— begin Data provided —

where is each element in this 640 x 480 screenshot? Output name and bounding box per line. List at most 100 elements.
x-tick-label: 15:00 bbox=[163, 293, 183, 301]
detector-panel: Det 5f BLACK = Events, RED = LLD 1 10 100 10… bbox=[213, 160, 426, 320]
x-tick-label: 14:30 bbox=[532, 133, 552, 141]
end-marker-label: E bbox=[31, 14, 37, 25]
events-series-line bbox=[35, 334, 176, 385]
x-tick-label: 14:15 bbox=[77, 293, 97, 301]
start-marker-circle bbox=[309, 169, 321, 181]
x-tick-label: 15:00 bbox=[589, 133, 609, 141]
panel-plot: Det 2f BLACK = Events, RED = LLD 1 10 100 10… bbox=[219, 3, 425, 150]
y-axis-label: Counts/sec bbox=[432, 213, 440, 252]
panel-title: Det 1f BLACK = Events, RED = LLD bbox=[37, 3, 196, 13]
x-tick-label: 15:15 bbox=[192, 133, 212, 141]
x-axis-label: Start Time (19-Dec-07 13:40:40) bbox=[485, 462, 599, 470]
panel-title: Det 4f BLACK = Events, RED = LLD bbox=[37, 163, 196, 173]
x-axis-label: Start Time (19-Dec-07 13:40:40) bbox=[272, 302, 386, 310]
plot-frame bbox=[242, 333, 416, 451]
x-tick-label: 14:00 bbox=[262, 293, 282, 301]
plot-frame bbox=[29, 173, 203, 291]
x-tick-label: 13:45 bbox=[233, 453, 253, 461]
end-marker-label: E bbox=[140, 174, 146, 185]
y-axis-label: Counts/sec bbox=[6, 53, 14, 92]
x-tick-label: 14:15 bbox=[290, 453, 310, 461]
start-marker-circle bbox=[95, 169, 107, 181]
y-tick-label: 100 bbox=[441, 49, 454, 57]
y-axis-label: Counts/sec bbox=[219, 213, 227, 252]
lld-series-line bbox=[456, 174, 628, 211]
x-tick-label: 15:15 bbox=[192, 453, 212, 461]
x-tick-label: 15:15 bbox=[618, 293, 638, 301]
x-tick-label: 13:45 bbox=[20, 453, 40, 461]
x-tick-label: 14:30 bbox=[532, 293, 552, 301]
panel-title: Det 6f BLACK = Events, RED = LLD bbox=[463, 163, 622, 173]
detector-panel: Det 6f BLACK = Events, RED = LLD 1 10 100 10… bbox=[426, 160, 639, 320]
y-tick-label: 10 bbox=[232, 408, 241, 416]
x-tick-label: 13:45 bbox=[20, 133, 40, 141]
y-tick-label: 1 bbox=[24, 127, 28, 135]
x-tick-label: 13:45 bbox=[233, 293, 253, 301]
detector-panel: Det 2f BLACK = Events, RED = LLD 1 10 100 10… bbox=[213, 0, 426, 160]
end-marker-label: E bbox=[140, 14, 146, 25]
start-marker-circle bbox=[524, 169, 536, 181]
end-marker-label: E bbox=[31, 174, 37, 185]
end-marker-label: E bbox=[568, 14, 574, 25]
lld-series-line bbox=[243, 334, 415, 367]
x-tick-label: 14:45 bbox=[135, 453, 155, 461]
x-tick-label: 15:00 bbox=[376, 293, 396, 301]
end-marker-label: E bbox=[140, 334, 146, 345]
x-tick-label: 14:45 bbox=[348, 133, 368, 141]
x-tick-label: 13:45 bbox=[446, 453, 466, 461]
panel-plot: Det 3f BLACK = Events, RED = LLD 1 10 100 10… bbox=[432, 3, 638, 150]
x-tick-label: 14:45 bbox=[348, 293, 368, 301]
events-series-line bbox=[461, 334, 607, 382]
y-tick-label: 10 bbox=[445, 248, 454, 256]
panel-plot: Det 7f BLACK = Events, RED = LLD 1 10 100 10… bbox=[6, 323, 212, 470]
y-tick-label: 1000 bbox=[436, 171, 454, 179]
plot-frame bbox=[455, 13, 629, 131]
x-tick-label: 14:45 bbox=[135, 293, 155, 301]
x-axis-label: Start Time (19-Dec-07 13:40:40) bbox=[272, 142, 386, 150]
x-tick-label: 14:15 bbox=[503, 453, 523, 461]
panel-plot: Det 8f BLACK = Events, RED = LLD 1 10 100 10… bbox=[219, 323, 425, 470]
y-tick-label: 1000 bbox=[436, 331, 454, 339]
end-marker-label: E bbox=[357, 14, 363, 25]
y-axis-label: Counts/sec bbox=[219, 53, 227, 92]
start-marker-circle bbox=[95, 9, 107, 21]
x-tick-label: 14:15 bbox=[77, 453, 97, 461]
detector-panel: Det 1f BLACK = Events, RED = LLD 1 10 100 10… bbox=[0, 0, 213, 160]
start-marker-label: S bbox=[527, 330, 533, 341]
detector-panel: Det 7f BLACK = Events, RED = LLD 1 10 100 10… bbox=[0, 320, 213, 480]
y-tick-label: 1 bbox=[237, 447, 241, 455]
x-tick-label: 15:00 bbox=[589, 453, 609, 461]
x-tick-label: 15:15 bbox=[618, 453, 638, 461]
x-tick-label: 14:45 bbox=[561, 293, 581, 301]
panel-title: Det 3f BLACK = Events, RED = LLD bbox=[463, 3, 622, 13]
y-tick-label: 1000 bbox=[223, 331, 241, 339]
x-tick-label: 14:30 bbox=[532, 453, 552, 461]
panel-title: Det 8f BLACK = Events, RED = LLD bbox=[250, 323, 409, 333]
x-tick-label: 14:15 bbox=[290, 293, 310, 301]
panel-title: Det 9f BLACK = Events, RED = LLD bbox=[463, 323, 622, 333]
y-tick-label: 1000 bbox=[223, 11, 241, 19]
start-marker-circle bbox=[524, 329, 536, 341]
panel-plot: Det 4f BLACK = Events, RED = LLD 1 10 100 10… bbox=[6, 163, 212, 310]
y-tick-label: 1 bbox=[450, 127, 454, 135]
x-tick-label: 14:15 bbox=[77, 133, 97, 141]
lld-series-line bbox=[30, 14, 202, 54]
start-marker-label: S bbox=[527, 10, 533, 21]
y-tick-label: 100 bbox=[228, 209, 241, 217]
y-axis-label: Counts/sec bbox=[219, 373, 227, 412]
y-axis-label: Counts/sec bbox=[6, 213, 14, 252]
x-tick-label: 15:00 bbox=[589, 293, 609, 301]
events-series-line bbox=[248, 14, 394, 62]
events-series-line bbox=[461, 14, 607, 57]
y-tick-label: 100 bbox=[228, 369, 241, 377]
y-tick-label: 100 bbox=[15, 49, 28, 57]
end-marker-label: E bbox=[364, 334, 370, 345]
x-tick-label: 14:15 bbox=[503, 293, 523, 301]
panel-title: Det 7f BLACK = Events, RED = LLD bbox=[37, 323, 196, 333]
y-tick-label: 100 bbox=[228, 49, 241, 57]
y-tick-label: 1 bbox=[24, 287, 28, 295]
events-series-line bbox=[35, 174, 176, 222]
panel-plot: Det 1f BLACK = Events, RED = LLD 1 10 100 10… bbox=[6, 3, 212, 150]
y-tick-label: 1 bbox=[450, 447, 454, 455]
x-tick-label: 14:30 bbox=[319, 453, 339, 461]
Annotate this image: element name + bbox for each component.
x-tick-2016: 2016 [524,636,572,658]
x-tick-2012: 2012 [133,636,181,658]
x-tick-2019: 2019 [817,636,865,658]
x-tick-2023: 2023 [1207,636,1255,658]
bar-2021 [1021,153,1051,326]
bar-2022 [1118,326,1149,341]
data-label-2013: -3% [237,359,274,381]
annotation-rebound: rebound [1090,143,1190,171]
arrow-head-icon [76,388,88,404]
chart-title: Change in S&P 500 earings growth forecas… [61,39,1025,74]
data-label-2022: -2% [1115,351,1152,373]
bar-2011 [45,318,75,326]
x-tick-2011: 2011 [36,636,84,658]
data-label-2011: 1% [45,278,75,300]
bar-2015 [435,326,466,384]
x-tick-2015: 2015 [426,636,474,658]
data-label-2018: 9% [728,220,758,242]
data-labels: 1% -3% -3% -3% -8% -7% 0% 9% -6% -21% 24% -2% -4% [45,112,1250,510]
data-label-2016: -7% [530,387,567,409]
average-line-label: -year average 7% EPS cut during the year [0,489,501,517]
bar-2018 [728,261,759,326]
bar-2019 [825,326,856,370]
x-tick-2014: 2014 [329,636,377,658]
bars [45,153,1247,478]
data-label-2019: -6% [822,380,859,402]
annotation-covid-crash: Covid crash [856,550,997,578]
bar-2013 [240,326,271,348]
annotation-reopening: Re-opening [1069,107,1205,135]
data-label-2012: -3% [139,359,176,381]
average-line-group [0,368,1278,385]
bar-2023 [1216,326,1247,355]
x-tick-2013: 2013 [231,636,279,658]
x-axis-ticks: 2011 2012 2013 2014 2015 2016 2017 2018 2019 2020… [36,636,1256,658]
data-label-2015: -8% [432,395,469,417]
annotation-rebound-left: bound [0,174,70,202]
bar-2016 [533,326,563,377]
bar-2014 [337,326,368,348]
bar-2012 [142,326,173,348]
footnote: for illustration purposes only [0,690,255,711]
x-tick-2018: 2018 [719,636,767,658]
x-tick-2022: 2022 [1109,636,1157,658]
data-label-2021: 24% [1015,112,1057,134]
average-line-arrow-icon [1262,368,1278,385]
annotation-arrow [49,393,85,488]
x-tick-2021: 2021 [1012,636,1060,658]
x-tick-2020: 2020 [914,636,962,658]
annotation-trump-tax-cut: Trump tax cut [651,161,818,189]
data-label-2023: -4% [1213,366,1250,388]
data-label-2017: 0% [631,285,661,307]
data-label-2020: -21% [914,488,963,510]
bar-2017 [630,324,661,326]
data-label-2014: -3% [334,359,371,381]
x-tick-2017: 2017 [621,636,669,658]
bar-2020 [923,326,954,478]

— end Data provided —

Give the lines from the start of the records through the one containing "y-axis-label: Counts/sec bbox=[432, 213, 440, 252]" as a Markdown table with the columns "Row" and "Line", leaving out any blank lines.

- [Answer in full]
| Row | Line |
|---|---|
| 1 | where is each element in this 640 x 480 screenshot? Output name and bounding box per line. List at most 100 elements. |
| 2 | x-tick-label: 15:00 bbox=[163, 293, 183, 301] |
| 3 | detector-panel: Det 5f BLACK = Events, RED = LLD 1 10 100 10… bbox=[213, 160, 426, 320] |
| 4 | x-tick-label: 14:30 bbox=[532, 133, 552, 141] |
| 5 | end-marker-label: E bbox=[31, 14, 37, 25] |
| 6 | events-series-line bbox=[35, 334, 176, 385] |
| 7 | x-tick-label: 14:15 bbox=[77, 293, 97, 301] |
| 8 | start-marker-circle bbox=[309, 169, 321, 181] |
| 9 | x-tick-label: 15:00 bbox=[589, 133, 609, 141] |
| 10 | panel-plot: Det 2f BLACK = Events, RED = LLD 1 10 100 10… bbox=[219, 3, 425, 150] |
| 11 | y-axis-label: Counts/sec bbox=[432, 213, 440, 252] |